What the exercise asks: In the material below, the lines containing the word "Кирилловский" are required; copy each of them.
#### Records shown
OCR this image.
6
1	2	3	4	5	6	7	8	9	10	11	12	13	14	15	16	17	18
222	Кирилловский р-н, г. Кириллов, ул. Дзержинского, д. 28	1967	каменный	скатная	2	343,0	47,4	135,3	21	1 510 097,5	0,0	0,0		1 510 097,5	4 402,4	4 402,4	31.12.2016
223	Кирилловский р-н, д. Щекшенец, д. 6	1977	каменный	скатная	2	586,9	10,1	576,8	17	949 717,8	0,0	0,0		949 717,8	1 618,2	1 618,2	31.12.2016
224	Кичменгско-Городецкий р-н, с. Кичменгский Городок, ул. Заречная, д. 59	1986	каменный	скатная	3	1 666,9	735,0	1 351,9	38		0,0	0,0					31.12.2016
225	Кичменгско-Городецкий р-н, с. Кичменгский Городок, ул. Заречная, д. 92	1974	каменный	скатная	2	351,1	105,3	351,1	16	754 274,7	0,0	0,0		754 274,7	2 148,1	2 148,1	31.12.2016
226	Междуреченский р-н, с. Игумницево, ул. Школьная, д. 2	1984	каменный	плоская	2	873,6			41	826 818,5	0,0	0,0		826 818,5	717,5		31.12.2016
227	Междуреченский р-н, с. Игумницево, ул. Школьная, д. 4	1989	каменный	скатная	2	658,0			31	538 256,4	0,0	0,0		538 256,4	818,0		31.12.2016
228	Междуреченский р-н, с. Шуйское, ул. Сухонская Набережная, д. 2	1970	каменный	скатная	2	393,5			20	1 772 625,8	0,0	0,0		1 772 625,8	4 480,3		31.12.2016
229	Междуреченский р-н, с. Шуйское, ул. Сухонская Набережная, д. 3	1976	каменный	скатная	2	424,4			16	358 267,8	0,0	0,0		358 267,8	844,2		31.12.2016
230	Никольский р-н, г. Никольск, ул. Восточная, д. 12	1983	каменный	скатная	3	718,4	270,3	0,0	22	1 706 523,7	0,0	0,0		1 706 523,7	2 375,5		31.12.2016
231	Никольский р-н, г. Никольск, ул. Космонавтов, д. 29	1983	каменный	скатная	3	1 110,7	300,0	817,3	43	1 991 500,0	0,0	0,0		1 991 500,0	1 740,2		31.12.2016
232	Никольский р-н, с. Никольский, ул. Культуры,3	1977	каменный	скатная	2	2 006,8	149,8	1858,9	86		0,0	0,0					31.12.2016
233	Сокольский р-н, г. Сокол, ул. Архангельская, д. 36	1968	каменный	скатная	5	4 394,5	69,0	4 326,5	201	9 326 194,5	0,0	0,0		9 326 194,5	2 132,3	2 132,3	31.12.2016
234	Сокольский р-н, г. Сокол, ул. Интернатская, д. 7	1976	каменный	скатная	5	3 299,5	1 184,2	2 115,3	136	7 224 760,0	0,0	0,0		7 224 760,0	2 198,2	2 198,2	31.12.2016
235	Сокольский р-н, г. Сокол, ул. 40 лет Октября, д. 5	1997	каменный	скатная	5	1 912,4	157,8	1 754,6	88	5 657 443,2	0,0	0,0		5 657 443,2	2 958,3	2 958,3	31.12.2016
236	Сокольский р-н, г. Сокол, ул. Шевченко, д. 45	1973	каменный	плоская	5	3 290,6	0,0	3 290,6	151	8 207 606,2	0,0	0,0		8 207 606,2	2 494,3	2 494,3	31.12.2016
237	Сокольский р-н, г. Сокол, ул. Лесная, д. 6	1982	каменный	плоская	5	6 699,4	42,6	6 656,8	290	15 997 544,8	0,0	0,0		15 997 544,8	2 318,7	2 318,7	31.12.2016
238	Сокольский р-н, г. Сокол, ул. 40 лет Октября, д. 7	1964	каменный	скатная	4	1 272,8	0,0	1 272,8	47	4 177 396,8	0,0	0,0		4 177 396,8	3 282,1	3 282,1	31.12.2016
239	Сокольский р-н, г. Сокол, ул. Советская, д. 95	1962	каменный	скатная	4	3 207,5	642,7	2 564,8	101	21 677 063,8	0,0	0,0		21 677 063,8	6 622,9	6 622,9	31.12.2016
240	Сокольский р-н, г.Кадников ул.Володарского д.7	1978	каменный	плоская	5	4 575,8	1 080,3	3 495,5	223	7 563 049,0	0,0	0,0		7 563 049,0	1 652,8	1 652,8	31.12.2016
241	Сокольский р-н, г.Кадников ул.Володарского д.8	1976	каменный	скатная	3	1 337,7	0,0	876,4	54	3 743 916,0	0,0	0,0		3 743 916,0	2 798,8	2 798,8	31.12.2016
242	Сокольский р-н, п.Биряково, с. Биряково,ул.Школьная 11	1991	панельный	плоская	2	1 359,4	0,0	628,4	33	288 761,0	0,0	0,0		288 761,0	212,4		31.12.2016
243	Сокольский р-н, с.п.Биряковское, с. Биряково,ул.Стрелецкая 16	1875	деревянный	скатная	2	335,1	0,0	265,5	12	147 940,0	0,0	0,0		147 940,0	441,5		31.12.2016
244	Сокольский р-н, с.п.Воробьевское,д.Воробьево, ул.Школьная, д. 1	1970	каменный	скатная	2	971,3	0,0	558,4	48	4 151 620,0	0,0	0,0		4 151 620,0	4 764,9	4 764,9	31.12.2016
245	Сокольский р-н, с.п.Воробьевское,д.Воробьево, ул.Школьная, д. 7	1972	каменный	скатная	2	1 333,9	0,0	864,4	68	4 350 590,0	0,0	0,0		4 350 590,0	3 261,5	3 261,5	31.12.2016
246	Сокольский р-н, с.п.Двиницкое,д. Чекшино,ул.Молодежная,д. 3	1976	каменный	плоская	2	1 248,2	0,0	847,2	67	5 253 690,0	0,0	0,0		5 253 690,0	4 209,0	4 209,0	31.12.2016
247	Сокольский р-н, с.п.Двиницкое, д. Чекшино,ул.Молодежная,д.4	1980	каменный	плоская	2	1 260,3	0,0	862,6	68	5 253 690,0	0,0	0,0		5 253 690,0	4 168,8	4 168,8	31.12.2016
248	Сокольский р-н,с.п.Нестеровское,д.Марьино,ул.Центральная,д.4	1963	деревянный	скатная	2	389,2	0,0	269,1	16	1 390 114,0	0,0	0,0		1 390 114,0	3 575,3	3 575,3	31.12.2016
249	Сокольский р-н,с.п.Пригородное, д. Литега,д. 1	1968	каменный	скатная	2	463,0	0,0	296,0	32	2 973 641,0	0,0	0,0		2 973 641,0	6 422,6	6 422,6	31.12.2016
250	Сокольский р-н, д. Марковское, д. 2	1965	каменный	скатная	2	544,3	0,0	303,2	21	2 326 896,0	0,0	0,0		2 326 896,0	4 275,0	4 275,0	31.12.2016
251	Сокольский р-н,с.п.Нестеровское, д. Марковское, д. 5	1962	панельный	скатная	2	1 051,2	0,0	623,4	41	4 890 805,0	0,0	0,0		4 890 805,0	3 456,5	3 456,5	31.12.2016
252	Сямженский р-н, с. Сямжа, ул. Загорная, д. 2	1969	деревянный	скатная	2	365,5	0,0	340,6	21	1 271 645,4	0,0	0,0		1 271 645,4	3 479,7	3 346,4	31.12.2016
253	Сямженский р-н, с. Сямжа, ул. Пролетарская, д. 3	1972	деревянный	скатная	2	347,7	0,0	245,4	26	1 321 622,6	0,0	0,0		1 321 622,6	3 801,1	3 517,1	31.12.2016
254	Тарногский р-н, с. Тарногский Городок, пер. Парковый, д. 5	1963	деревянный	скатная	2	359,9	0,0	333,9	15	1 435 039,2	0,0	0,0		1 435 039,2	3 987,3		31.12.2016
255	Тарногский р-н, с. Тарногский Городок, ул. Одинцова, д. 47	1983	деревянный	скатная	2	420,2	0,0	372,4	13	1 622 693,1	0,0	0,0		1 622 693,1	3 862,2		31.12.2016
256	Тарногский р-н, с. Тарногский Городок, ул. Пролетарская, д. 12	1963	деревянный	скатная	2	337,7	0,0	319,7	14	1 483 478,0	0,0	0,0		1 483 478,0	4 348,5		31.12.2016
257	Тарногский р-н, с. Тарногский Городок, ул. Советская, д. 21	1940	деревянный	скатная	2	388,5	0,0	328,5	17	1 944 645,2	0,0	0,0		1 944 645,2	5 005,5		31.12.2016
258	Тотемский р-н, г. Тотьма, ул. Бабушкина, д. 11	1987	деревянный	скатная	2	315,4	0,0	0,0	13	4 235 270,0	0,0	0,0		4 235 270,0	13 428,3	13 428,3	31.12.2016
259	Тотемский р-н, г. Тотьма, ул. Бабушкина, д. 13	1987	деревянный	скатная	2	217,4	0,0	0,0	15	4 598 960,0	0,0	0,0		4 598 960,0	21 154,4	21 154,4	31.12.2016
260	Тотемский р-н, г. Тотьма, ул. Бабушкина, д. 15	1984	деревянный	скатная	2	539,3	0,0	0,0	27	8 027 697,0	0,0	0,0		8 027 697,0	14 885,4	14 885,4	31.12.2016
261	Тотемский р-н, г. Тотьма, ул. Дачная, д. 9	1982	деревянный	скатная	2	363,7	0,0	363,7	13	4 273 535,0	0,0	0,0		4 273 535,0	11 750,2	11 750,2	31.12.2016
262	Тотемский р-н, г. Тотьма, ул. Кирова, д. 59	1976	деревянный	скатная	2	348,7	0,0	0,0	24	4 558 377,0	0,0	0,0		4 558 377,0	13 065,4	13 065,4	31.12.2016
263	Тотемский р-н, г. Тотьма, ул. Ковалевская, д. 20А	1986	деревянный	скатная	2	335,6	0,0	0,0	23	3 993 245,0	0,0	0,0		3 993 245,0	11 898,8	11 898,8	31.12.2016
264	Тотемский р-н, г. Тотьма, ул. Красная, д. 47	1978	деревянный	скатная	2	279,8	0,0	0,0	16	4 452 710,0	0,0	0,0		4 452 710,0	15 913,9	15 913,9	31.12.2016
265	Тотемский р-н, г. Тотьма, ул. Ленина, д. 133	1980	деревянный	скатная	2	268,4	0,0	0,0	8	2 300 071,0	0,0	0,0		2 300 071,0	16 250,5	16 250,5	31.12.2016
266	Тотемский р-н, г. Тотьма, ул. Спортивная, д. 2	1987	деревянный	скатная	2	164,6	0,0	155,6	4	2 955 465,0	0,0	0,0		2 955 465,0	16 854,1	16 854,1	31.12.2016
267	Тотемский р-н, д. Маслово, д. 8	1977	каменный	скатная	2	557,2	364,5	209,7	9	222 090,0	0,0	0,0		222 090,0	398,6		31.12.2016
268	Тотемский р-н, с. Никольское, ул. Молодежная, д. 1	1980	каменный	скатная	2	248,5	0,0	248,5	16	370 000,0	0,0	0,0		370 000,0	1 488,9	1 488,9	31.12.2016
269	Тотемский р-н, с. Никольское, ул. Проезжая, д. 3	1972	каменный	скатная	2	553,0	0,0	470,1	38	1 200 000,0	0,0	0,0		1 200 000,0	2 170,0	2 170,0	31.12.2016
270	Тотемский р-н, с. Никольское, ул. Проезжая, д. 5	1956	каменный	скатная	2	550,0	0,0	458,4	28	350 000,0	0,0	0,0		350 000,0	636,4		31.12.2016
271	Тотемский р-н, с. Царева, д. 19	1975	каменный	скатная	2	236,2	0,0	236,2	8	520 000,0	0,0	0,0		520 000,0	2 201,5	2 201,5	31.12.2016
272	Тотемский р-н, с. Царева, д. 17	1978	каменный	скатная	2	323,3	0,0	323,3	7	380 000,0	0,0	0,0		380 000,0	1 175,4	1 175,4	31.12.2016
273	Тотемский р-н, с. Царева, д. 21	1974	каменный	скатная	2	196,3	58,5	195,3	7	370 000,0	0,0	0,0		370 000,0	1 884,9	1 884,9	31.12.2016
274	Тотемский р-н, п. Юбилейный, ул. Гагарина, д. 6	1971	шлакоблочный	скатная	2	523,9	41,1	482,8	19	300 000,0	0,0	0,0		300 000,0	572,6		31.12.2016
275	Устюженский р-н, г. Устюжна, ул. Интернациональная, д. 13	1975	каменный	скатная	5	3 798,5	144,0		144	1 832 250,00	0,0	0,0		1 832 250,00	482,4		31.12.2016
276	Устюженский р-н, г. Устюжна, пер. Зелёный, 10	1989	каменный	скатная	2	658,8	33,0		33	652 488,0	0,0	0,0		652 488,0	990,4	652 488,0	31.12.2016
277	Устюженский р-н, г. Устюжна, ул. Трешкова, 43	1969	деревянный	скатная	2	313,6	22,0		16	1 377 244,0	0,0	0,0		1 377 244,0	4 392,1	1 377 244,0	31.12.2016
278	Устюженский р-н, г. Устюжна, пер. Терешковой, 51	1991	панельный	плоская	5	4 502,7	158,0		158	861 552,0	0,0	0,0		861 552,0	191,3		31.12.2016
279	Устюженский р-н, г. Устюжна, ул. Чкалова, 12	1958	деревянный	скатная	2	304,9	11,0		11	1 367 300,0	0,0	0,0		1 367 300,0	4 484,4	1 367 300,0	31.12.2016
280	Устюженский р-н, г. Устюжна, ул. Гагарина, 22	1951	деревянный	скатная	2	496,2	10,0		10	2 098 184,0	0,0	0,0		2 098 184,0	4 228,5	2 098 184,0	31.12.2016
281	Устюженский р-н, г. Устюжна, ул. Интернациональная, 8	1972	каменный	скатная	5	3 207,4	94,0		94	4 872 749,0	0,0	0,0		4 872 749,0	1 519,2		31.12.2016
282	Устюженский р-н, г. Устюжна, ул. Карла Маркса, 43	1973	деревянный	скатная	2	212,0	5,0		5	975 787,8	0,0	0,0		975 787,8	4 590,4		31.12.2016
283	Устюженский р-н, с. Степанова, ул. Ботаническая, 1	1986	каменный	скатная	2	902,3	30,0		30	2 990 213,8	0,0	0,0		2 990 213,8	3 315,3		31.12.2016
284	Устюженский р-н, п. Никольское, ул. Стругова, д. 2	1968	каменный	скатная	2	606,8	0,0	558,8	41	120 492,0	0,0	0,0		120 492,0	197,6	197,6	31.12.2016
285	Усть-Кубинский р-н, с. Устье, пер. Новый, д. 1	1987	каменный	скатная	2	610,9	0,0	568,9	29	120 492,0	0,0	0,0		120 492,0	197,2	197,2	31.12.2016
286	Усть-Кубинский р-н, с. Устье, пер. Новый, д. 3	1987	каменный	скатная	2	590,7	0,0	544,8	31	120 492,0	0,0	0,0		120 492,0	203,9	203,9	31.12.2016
########
Expected output:
222	Кирилловский р-н, г. Кириллов, ул. Дзержинского, д. 28	1967	каменный	скатная	2	343,0	47,4	135,3	21	1 510 097,5	0,0	0,0		1 510 097,5	4 402,4	4 402,4	31.12.2016
223	Кирилловский р-н, д. Щекшенец, д. 6	1977	каменный	скатная	2	586,9	10,1	576,8	17	949 717,8	0,0	0,0		949 717,8	1 618,2	1 618,2	31.12.2016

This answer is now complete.